**The data:**
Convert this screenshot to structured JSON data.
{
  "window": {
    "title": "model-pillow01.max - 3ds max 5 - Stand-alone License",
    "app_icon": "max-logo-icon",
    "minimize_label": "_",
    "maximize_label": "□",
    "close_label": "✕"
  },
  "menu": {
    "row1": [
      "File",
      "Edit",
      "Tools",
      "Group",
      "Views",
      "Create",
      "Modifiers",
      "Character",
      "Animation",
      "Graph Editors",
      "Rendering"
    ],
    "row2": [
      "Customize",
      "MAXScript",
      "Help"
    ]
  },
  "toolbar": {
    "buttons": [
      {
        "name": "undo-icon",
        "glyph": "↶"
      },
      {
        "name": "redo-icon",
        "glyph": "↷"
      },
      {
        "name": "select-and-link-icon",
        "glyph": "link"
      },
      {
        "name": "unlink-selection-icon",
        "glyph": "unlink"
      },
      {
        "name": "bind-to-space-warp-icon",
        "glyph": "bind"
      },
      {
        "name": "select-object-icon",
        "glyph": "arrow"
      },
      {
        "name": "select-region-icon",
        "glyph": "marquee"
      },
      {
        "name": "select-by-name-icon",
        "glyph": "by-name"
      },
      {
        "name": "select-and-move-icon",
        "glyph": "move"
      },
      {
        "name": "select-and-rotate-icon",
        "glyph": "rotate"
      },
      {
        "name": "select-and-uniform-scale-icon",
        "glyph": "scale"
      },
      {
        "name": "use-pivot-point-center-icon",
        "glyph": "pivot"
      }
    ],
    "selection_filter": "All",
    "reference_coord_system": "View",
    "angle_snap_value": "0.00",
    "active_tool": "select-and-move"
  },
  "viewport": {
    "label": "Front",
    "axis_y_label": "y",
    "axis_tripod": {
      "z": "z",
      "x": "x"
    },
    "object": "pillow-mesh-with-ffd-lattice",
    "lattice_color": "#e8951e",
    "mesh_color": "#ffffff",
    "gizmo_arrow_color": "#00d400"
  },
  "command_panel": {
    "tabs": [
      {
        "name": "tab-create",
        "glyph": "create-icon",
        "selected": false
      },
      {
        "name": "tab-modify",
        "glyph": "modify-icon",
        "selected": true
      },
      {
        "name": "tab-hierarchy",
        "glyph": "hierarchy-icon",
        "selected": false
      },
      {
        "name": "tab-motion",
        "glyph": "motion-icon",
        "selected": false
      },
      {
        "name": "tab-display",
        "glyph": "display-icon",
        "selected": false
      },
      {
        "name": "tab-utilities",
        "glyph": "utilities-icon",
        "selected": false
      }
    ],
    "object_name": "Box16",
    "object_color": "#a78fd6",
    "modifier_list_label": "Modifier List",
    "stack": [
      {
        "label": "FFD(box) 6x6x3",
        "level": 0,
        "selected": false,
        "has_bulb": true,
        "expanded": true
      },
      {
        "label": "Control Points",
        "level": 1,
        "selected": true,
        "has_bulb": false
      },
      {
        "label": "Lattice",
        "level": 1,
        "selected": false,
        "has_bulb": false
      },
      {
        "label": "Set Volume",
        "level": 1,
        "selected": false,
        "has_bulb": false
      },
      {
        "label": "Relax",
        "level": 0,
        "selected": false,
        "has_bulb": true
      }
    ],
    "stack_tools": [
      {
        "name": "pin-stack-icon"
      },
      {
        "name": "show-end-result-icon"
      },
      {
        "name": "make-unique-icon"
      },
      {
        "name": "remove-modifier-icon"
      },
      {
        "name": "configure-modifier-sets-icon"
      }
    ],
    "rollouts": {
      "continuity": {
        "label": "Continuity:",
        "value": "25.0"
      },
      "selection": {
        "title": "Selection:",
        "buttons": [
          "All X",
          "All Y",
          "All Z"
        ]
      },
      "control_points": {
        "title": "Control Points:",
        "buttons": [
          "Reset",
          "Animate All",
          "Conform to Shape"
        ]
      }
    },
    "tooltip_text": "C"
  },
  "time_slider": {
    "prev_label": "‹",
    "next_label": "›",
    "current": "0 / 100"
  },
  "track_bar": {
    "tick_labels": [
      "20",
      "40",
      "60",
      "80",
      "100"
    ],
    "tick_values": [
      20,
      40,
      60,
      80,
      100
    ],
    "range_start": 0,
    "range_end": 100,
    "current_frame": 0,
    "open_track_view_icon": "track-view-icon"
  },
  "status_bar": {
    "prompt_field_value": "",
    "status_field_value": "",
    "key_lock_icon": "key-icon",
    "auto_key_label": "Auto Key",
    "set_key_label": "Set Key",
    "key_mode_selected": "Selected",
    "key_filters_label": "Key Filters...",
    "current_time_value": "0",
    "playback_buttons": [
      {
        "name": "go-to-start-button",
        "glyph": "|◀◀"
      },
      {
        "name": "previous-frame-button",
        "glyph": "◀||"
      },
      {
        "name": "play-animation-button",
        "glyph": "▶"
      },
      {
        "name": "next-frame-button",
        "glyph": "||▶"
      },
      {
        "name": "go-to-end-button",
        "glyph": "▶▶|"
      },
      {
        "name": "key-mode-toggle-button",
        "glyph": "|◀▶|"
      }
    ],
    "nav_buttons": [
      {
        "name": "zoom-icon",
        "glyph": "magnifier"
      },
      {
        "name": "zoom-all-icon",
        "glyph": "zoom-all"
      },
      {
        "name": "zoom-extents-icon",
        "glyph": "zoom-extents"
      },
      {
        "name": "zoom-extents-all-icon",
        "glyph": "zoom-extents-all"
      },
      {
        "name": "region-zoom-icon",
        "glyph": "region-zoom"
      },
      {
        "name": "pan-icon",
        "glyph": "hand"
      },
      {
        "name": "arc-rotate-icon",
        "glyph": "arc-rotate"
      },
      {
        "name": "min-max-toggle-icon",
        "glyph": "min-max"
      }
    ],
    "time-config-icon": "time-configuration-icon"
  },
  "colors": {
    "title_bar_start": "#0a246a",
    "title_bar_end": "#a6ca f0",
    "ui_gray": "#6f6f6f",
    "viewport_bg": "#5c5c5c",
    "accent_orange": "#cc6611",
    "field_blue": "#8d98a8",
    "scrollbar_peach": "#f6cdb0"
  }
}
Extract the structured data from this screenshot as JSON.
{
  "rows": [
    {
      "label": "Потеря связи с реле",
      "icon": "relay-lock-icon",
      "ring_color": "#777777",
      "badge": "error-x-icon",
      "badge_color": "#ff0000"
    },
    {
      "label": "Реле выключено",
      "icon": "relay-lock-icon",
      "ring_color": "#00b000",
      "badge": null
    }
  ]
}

**The exercise:** Copy out the full listing exactly.

**Answer to this problem:**
Convert this screenshot to structured JSON data.
{
  "window": {
    "title": "model-pillow01.max - 3ds max 5 - Stand-alone License",
    "app_icon": "max-logo-icon",
    "minimize_label": "_",
    "maximize_label": "□",
    "close_label": "✕"
  },
  "menu": {
    "row1": [
      "File",
      "Edit",
      "Tools",
      "Group",
      "Views",
      "Create",
      "Modifiers",
      "Character",
      "Animation",
      "Graph Editors",
      "Rendering"
    ],
    "row2": [
      "Customize",
      "MAXScript",
      "Help"
    ]
  },
  "toolbar": {
    "buttons": [
      {
        "name": "undo-icon",
        "glyph": "↶"
      },
      {
        "name": "redo-icon",
        "glyph": "↷"
      },
      {
        "name": "select-and-link-icon",
        "glyph": "link"
      },
      {
        "name": "unlink-selection-icon",
        "glyph": "unlink"
      },
      {
        "name": "bind-to-space-warp-icon",
        "glyph": "bind"
      },
      {
        "name": "select-object-icon",
        "glyph": "arrow"
      },
      {
        "name": "select-region-icon",
        "glyph": "marquee"
      },
      {
        "name": "select-by-name-icon",
        "glyph": "by-name"
      },
      {
        "name": "select-and-move-icon",
        "glyph": "move"
      },
      {
        "name": "select-and-rotate-icon",
        "glyph": "rotate"
      },
      {
        "name": "select-and-uniform-scale-icon",
        "glyph": "scale"
      },
      {
        "name": "use-pivot-point-center-icon",
        "glyph": "pivot"
      }
    ],
    "selection_filter": "All",
    "reference_coord_system": "View",
    "angle_snap_value": "0.00",
    "active_tool": "select-and-move"
  },
  "viewport": {
    "label": "Front",
    "axis_y_label": "y",
    "axis_tripod": {
      "z": "z",
      "x": "x"
    },
    "object": "pillow-mesh-with-ffd-lattice",
    "lattice_color": "#e8951e",
    "mesh_color": "#ffffff",
    "gizmo_arrow_color": "#00d400"
  },
  "command_panel": {
    "tabs": [
      {
        "name": "tab-create",
        "glyph": "create-icon",
        "selected": false
      },
      {
        "name": "tab-modify",
        "glyph": "modify-icon",
        "selected": true
      },
      {
        "name": "tab-hierarchy",
        "glyph": "hierarchy-icon",
        "selected": false
      },
      {
        "name": "tab-motion",
        "glyph": "motion-icon",
        "selected": false
      },
      {
        "name": "tab-display",
        "glyph": "display-icon",
        "selected": false
      },
      {
        "name": "tab-utilities",
        "glyph": "utilities-icon",
        "selected": false
      }
    ],
    "object_name": "Box16",
    "object_color": "#a78fd6",
    "modifier_list_label": "Modifier List",
    "stack": [
      {
        "label": "FFD(box) 6x6x3",
        "level": 0,
        "selected": false,
        "has_bulb": true,
        "expanded": true
      },
      {
        "label": "Control Points",
        "level": 1,
        "selected": true,
        "has_bulb": false
      },
      {
        "label": "Lattice",
        "level": 1,
        "selected": false,
        "has_bulb": false
      },
      {
        "label": "Set Volume",
        "level": 1,
        "selected": false,
        "has_bulb": false
      },
      {
        "label": "Relax",
        "level": 0,
        "selected": false,
        "has_bulb": true
      }
    ],
    "stack_tools": [
      {
        "name": "pin-stack-icon"
      },
      {
        "name": "show-end-result-icon"
      },
      {
        "name": "make-unique-icon"
      },
      {
        "name": "remove-modifier-icon"
      },
      {
        "name": "configure-modifier-sets-icon"
      }
    ],
    "rollouts": {
      "continuity": {
        "label": "Continuity:",
        "value": "25.0"
      },
      "selection": {
        "title": "Selection:",
        "buttons": [
          "All X",
          "All Y",
          "All Z"
        ]
      },
      "control_points": {
        "title": "Control Points:",
        "buttons": [
          "Reset",
          "Animate All",
          "Conform to Shape"
        ]
      }
    },
    "tooltip_text": "C"
  },
  "time_slider": {
    "prev_label": "‹",
    "next_label": "›",
    "current": "0 / 100"
  },
  "track_bar": {
    "tick_labels": [
      "20",
      "40",
      "60",
      "80",
      "100"
    ],
    "tick_values": [
      20,
      40,
      60,
      80,
      100
    ],
    "range_start": 0,
    "range_end": 100,
    "current_frame": 0,
    "open_track_view_icon": "track-view-icon"
  },
  "status_bar": {
    "prompt_field_value": "",
    "status_field_value": "",
    "key_lock_icon": "key-icon",
    "auto_key_label": "Auto Key",
    "set_key_label": "Set Key",
    "key_mode_selected": "Selected",
    "key_filters_label": "Key Filters...",
    "current_time_value": "0",
    "playback_buttons": [
      {
        "name": "go-to-start-button",
        "glyph": "|◀◀"
      },
      {
        "name": "previous-frame-button",
        "glyph": "◀||"
      },
      {
        "name": "play-animation-button",
        "glyph": "▶"
      },
      {
        "name": "next-frame-button",
        "glyph": "||▶"
      },
      {
        "name": "go-to-end-button",
        "glyph": "▶▶|"
      },
      {
        "name": "key-mode-toggle-button",
        "glyph": "|◀▶|"
      }
    ],
    "nav_buttons": [
      {
        "name": "zoom-icon",
        "glyph": "magnifier"
      },
      {
        "name": "zoom-all-icon",
        "glyph": "zoom-all"
      },
      {
        "name": "zoom-extents-icon",
        "glyph": "zoom-extents"
      },
      {
        "name": "zoom-extents-all-icon",
        "glyph": "zoom-extents-all"
      },
      {
        "name": "region-zoom-icon",
        "glyph": "region-zoom"
      },
      {
        "name": "pan-icon",
        "glyph": "hand"
      },
      {
        "name": "arc-rotate-icon",
        "glyph": "arc-rotate"
      },
      {
        "name": "min-max-toggle-icon",
        "glyph": "min-max"
      }
    ],
    "time-config-icon": "time-configuration-icon"
  },
  "colors": {
    "title_bar_start": "#0a246a",
    "title_bar_end": "#a6ca f0",
    "ui_gray": "#6f6f6f",
    "viewport_bg": "#5c5c5c",
    "accent_orange": "#cc6611",
    "field_blue": "#8d98a8",
    "scrollbar_peach": "#f6cdb0"
  }
}
Extract the structured data from this screenshot as JSON.
{
  "rows": [
    {
      "label": "Потеря связи с реле",
      "icon": "relay-lock-icon",
      "ring_color": "#777777",
      "badge": "error-x-icon",
      "badge_color": "#ff0000"
    },
    {
      "label": "Реле выключено",
      "icon": "relay-lock-icon",
      "ring_color": "#00b000",
      "badge": null
    }
  ]
}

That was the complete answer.